_TASK TO CARRY OUT_
How many lines in the records below contain "double"? Answer with the number alone.

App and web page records
□ □ □

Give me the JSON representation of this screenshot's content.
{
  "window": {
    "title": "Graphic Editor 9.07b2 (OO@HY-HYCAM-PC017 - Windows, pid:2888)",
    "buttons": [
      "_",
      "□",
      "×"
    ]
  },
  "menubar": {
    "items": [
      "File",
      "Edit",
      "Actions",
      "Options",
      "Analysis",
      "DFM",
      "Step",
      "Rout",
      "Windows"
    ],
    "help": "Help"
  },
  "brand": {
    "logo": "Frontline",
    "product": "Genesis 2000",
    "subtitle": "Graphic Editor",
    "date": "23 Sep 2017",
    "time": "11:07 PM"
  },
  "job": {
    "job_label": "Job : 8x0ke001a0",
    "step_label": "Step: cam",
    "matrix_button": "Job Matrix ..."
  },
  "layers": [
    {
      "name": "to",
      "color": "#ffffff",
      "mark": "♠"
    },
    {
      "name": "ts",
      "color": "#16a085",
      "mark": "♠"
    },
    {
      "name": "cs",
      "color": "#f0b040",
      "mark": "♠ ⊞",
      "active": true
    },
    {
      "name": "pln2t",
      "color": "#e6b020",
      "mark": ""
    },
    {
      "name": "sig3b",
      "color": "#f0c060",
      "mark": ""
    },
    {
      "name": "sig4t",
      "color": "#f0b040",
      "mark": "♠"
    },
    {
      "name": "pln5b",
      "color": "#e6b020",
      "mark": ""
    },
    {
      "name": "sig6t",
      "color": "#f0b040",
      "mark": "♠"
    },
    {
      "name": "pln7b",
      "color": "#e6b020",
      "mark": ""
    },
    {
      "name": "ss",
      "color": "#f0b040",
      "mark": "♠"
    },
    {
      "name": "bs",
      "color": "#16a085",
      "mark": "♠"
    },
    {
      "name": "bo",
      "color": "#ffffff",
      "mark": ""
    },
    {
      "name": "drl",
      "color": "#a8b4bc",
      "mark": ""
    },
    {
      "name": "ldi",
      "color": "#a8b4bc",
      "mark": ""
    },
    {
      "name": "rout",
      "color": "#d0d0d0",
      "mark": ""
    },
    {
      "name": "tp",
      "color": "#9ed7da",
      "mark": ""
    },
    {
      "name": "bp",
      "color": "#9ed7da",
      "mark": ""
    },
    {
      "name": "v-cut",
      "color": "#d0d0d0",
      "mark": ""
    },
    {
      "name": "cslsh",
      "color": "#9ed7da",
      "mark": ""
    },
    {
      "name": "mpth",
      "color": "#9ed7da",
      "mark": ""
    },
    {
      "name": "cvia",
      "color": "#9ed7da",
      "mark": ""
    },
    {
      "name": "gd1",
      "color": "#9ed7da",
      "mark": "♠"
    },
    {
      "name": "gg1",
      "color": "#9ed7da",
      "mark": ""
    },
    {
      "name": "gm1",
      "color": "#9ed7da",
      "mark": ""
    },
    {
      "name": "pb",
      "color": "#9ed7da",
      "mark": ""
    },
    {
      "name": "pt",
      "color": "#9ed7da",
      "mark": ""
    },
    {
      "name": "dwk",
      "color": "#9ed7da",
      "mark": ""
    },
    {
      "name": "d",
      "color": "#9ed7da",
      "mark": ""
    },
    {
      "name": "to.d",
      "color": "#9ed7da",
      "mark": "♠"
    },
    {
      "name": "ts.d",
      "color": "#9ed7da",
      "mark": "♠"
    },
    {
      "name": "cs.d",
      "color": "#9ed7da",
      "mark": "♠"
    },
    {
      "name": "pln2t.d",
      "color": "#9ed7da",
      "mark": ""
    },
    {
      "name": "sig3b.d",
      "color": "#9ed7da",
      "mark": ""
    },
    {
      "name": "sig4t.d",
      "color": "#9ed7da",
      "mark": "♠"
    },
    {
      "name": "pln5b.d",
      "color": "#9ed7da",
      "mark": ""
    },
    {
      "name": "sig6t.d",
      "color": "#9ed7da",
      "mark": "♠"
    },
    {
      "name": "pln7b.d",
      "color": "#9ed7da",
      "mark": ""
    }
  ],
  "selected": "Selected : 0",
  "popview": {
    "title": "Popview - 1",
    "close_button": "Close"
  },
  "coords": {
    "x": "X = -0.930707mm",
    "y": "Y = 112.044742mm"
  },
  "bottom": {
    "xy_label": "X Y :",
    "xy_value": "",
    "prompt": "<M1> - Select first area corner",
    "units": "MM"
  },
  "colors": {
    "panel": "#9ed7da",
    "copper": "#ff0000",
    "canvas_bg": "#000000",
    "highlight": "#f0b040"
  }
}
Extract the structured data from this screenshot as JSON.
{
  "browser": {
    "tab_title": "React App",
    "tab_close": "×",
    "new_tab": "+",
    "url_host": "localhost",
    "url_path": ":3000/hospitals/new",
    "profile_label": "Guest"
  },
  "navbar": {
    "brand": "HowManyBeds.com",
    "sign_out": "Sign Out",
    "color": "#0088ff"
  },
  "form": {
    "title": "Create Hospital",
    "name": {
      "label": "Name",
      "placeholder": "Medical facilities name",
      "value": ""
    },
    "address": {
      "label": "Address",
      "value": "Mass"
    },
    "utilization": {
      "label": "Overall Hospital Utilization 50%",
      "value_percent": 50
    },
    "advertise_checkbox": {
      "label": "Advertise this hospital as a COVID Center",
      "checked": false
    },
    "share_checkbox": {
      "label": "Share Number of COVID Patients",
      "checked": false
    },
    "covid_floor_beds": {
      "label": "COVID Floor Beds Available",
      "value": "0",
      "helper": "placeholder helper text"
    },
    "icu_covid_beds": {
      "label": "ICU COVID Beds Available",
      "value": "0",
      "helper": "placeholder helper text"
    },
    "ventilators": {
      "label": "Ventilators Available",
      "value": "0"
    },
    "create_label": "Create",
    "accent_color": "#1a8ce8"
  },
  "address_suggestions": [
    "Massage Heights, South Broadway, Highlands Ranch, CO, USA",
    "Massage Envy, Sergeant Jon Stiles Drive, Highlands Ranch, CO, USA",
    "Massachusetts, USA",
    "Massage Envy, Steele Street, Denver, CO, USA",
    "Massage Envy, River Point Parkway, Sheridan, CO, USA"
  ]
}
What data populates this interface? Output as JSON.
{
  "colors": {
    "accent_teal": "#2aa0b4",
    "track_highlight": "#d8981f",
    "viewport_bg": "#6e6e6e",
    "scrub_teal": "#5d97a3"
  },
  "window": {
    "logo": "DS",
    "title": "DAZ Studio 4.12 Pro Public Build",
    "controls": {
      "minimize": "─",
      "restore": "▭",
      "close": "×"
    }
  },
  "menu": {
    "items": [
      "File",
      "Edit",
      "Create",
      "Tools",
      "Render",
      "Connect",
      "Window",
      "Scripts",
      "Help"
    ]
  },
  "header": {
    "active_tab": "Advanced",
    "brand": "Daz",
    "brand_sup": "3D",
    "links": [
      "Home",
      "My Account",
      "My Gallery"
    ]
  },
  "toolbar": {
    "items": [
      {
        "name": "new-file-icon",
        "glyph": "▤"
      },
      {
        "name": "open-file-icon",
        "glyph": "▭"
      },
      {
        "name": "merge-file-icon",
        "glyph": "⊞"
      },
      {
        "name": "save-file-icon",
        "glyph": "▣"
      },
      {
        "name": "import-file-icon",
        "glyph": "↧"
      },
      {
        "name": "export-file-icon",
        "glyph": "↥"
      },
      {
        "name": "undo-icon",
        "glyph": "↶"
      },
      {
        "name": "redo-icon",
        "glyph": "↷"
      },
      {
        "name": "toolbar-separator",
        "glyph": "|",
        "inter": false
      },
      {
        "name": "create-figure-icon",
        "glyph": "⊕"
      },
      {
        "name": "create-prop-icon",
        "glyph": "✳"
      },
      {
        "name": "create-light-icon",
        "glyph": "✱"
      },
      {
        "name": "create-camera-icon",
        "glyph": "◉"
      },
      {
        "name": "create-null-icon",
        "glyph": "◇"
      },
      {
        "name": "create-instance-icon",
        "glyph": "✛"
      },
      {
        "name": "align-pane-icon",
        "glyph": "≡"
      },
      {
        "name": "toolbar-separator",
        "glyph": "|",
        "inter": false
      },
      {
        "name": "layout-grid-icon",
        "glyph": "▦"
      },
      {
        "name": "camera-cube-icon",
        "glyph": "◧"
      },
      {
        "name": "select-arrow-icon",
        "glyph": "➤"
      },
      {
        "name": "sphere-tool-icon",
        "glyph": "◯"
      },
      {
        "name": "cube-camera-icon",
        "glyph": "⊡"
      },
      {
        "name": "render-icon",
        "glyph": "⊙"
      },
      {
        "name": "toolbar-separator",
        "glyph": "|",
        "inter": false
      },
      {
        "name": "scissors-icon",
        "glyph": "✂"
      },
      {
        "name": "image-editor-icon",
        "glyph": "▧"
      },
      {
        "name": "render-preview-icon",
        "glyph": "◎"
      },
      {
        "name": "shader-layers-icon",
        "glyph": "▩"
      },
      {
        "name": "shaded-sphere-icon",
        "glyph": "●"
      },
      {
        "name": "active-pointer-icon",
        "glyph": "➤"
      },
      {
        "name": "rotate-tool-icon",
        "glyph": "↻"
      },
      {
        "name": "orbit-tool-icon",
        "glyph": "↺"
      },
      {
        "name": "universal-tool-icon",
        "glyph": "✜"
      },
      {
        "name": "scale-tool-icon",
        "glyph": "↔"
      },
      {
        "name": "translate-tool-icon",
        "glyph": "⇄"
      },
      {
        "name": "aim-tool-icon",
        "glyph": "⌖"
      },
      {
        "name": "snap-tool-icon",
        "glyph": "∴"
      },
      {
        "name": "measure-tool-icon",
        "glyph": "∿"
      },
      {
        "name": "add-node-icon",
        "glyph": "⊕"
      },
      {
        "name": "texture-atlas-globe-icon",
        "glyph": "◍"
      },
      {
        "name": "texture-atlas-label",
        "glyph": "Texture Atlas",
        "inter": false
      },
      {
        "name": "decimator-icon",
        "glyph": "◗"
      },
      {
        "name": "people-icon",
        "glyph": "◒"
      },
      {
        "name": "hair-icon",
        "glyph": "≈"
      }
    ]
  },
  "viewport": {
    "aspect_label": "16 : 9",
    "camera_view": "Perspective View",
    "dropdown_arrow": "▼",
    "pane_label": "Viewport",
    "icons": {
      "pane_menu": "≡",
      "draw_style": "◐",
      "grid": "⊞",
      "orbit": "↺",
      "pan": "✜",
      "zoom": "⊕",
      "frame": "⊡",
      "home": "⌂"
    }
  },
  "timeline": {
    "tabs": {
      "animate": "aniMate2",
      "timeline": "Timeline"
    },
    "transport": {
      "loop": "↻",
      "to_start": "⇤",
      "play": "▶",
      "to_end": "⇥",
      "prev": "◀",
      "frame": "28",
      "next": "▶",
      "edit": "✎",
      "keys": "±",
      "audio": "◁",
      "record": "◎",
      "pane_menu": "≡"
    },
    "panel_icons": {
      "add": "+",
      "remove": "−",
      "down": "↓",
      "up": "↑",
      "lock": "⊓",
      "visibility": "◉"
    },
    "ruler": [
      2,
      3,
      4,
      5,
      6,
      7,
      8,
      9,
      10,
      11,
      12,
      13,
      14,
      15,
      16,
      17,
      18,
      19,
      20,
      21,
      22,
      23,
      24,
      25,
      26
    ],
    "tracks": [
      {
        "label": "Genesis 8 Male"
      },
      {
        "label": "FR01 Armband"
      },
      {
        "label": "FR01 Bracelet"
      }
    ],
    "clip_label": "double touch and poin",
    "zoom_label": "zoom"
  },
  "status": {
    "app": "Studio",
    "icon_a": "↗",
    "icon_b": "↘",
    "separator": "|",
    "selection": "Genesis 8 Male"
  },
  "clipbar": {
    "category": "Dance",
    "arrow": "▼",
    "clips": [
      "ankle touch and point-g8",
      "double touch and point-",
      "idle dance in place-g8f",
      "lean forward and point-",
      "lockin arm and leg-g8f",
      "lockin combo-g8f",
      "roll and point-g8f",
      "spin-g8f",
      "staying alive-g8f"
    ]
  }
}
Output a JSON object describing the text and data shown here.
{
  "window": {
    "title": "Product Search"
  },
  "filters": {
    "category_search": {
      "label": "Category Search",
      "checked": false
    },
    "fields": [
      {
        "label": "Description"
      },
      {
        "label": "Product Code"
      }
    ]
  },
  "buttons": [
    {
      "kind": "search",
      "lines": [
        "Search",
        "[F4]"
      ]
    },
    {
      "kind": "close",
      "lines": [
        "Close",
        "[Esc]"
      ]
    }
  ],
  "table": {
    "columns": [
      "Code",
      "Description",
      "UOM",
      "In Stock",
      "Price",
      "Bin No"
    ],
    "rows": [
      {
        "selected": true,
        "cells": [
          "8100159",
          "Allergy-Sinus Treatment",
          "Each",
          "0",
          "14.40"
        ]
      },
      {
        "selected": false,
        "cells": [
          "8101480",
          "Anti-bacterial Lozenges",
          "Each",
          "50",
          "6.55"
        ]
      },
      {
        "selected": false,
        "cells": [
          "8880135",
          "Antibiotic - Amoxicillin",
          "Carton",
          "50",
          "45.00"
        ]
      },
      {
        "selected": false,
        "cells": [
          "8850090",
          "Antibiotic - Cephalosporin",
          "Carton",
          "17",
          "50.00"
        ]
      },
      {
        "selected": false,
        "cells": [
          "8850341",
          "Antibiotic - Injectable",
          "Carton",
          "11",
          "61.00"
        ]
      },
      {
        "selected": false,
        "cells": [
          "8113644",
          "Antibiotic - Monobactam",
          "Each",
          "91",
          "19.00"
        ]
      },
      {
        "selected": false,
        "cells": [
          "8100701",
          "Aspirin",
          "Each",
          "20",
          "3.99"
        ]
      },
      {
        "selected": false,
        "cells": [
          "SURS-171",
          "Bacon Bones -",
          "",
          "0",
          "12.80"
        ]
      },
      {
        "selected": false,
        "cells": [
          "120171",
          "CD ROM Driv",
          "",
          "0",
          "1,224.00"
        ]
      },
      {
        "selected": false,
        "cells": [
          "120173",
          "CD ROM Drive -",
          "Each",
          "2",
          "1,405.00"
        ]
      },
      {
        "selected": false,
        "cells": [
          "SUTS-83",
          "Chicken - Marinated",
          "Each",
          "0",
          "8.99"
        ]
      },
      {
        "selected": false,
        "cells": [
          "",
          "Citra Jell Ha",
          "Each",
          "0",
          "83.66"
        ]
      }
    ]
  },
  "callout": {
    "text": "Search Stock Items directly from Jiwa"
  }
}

□ □ □

_FINISHED TASK_
2